[start]
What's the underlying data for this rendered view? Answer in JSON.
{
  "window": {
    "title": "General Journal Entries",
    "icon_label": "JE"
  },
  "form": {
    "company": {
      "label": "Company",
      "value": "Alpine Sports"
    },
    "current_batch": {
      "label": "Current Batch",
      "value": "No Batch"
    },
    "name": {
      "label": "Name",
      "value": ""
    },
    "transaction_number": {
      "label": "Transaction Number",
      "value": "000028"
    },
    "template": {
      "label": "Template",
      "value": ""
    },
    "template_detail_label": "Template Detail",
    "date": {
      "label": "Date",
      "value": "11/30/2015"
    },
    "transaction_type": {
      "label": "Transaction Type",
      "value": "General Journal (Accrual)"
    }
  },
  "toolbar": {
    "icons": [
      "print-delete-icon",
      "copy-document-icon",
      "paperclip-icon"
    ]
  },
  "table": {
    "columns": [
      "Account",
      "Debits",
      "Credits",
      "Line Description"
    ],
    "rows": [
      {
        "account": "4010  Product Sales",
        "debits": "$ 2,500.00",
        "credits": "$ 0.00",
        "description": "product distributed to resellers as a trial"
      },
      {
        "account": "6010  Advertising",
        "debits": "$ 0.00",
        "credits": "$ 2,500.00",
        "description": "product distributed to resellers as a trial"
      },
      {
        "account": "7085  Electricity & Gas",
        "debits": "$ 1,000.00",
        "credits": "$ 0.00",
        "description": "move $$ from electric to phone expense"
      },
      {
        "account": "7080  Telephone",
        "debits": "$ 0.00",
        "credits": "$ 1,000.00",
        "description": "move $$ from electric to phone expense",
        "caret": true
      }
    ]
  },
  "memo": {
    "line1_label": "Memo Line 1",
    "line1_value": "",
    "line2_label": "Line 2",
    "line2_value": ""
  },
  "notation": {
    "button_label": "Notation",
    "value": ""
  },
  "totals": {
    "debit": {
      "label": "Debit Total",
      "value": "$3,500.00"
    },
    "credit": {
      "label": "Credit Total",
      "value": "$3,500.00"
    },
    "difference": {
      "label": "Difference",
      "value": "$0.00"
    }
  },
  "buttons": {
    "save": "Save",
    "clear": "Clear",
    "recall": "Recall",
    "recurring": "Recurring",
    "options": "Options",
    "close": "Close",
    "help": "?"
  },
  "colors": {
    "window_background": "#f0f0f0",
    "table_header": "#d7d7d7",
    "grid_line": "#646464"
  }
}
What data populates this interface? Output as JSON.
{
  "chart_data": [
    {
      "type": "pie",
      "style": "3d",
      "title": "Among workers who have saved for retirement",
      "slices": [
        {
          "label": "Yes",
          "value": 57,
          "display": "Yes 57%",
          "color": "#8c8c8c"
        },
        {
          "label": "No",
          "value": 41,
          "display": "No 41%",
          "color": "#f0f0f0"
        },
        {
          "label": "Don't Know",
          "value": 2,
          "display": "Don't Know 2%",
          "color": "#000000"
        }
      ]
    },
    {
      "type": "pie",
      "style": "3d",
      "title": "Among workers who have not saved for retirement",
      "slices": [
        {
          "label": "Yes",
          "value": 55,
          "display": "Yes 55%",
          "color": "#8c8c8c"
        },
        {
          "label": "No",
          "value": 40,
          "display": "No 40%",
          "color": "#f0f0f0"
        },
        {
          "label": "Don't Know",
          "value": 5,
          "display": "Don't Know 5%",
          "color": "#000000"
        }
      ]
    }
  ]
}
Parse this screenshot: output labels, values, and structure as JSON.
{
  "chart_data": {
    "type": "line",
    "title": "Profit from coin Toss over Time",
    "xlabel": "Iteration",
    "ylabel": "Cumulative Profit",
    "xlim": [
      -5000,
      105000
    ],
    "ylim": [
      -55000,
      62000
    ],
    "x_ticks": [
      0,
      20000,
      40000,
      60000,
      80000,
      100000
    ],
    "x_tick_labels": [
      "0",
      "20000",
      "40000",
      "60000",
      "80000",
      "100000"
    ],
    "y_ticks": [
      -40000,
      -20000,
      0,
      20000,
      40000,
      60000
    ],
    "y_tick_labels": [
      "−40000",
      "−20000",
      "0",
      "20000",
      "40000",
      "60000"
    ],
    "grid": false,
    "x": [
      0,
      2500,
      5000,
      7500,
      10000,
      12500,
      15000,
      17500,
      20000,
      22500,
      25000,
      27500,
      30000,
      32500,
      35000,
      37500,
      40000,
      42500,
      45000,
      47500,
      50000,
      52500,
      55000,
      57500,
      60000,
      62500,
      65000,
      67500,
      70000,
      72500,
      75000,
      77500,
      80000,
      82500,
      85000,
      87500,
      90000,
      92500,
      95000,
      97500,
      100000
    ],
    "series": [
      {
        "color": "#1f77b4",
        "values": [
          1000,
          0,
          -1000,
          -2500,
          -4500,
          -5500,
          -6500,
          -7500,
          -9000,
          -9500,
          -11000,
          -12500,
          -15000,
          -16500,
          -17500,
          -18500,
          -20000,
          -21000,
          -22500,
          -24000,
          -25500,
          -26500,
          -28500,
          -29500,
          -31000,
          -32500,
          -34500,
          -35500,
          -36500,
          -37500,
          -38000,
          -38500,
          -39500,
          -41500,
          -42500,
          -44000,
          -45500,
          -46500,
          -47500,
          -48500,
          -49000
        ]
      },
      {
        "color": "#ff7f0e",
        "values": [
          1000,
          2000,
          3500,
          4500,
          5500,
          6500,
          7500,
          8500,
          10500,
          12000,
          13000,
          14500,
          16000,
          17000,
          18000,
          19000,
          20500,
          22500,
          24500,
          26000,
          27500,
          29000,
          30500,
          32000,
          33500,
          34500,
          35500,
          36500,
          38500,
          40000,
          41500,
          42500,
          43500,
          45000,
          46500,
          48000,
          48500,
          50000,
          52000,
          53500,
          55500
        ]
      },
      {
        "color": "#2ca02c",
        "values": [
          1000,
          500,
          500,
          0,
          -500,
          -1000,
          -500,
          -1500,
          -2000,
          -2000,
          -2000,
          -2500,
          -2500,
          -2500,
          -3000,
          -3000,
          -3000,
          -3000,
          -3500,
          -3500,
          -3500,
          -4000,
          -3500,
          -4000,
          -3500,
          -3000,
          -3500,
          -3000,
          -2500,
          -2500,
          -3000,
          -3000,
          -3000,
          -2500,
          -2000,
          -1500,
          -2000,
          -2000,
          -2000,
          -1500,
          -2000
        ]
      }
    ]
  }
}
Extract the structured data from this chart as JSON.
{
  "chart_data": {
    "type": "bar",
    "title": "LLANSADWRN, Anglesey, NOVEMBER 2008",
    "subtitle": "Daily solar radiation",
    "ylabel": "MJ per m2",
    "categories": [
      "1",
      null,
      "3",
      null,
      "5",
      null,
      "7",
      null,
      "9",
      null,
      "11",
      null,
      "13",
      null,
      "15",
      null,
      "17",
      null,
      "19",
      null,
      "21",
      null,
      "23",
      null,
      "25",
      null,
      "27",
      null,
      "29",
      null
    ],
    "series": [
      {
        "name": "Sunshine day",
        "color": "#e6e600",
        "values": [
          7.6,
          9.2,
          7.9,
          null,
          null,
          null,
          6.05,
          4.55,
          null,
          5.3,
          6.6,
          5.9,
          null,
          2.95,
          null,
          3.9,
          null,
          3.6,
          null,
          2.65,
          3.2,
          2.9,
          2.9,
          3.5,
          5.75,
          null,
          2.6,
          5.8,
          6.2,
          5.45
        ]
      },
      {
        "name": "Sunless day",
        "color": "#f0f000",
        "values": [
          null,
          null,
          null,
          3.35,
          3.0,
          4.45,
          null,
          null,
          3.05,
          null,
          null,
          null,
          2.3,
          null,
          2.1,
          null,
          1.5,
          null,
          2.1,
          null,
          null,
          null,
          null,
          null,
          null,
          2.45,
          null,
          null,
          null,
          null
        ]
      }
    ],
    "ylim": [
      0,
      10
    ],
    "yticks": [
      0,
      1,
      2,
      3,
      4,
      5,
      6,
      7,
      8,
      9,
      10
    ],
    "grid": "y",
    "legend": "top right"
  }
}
[end]
== TASK ==
Reply with one number only, the count of lines above that hold the string "JSON".

== OUTPUT ==
4